TEXT EXCERPT
#####
Can be anything from different arch, more data, RL, etc. It's probably RL. In recent months top tier labs seem to have "cracked" RL to a level not seen yet in open models, and by a large margin.
The other benchmarks focus on reasoning and tool use, so the model doesn't need to have memorized quite so many facts, it just needs to be able to transform them from one representation to another. (E.g. user question to search tool call; list of search results to concise answer.) Larger models should in theory also be better at that, but you need to train them for those specific tasks first.
So I don't think they simply trained on the benchmark tests, but they shifted their training mix to emphasize particular tasks more, and now in the announcement they highlight benchmarks that test those tasks and where their model performs better.
You could also write an anti-announcement by picking a few more fact recall benchmarks and highlighting that it does worse at those. (I assume.)
#####
DATA EXTRACT
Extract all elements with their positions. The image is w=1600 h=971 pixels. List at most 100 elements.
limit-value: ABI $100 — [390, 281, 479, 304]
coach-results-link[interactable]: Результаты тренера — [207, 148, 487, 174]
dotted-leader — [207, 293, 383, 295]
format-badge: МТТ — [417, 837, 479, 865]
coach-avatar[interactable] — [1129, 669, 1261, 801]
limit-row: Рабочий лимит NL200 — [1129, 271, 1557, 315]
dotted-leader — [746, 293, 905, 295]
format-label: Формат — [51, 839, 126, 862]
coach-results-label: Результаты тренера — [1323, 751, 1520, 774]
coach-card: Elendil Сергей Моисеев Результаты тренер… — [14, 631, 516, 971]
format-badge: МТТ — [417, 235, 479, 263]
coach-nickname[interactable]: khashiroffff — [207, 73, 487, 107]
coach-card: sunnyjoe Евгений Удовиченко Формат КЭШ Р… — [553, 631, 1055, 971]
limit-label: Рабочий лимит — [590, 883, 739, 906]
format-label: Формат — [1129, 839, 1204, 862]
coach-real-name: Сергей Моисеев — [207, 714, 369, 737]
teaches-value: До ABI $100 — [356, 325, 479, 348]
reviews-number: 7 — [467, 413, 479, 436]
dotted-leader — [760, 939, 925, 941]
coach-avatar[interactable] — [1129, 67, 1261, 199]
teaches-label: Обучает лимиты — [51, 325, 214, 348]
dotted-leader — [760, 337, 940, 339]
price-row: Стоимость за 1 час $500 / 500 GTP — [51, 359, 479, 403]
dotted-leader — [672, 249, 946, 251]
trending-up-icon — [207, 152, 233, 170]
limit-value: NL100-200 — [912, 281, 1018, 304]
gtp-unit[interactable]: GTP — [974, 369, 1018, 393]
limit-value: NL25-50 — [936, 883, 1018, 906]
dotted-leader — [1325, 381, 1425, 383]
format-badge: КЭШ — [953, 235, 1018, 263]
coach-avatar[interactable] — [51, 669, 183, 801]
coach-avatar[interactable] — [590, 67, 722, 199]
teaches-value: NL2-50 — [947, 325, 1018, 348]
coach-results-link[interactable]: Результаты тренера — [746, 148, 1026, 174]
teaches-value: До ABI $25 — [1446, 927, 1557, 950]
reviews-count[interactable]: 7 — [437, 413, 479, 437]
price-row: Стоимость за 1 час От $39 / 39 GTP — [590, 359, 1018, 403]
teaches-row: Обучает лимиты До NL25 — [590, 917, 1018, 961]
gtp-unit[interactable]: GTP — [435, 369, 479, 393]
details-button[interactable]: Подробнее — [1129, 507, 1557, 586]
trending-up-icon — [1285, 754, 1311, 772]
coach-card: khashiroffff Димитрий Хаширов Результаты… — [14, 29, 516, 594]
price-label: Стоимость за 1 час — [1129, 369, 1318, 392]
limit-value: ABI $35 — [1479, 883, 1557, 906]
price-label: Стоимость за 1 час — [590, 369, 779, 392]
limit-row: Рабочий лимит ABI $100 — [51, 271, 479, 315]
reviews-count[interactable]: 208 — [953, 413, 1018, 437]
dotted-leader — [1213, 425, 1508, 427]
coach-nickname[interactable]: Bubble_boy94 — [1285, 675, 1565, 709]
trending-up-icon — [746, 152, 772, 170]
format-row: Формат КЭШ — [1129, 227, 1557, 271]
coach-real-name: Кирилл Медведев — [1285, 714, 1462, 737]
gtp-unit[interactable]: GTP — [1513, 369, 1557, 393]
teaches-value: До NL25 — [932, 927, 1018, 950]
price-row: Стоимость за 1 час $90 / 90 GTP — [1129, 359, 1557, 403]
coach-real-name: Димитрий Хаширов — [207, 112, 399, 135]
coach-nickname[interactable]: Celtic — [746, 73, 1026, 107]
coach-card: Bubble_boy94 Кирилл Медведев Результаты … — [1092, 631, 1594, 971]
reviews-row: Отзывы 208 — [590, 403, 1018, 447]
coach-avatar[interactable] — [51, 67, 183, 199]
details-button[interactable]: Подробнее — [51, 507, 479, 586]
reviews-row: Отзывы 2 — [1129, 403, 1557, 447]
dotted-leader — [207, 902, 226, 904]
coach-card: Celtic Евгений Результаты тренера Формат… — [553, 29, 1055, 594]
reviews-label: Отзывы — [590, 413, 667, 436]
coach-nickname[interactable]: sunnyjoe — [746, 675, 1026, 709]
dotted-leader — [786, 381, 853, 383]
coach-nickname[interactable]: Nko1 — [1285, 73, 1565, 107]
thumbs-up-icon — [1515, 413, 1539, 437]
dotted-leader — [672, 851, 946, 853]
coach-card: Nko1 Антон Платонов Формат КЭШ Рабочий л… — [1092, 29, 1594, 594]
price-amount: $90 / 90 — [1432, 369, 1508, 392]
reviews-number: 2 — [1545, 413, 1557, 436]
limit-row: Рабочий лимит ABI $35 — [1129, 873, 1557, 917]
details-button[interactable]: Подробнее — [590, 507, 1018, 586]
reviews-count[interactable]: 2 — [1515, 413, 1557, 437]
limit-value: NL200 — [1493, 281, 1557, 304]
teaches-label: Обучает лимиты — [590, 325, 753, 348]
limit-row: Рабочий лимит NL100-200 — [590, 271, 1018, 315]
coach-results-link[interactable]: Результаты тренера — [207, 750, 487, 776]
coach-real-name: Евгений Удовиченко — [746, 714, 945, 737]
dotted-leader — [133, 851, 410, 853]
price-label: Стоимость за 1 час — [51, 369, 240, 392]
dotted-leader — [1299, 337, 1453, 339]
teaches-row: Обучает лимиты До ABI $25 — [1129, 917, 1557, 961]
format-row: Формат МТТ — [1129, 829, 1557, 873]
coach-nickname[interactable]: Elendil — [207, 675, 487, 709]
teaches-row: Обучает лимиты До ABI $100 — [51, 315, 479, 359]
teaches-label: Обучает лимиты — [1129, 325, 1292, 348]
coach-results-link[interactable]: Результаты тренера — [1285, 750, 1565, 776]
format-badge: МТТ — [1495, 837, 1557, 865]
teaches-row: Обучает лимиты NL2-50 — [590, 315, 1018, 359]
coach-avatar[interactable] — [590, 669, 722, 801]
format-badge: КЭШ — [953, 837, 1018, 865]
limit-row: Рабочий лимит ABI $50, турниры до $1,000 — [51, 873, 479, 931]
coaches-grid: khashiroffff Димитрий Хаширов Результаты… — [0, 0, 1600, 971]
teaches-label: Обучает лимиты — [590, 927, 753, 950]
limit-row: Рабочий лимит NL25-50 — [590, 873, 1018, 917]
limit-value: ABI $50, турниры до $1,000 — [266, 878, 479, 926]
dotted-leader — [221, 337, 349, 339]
#####
WORK ITEM A
According to the text on model benchmarks, what do the other benchmarks focus on?
WORK ITEM B
Please rewrite the paragraph of the text on model benchmarks that begins "The other benchmarks focus on" in a shorter form, keeping its main facts.
WORK ITEM C
Write the next part of the text on model benchmarks, following on after its last sentence.

YOUR RESPONSE A
Reasoning and tool use.

YOUR RESPONSE B
The other benchmarks test reasoning and tool use, so the model needs fewer memorized facts and more skill at converting information between representations, such as turning a user question into a search tool call or search results into a concise answer. Larger models should in theory do this better, but they first have to be trained for those specific tasks.

YOUR RESPONSE C
Hasn't OpenAI redefined AGI already as "any AI that can [supposedly] create a hecto-unicorn's worth of economic value"?
'Ethical' is in quotes because I can see why other LLMs refuse to answer things like "can you generate a curl request to exploit this endpoint" - a prompt used frequently during pen testing. I grew tired of telling ChatGPT "it's for a script in a movie". Other examples are aplenty (yesterday Claude accused me of violating its usage policy when asking "can polar bears eat frozen meat" - I was curious after seeing a photograph of a polar bear discovering a frozen whale in a melted ice cap). Grok gave a sane answer, of course.
These are the urls that are opened:
http://localhost:3005/?q={query}
https://www.perplexity.ai/?q={query}
https://x.com/i/grok?text={query}
https://chatgpt.com/?q={query}&model=gpt-5
https://claude.ai/new?q={query}
Extremely convenient.
(little tip: submitting to grok via URL parameter gets around free Grok's rate limit of 2 prompts per 2 hours)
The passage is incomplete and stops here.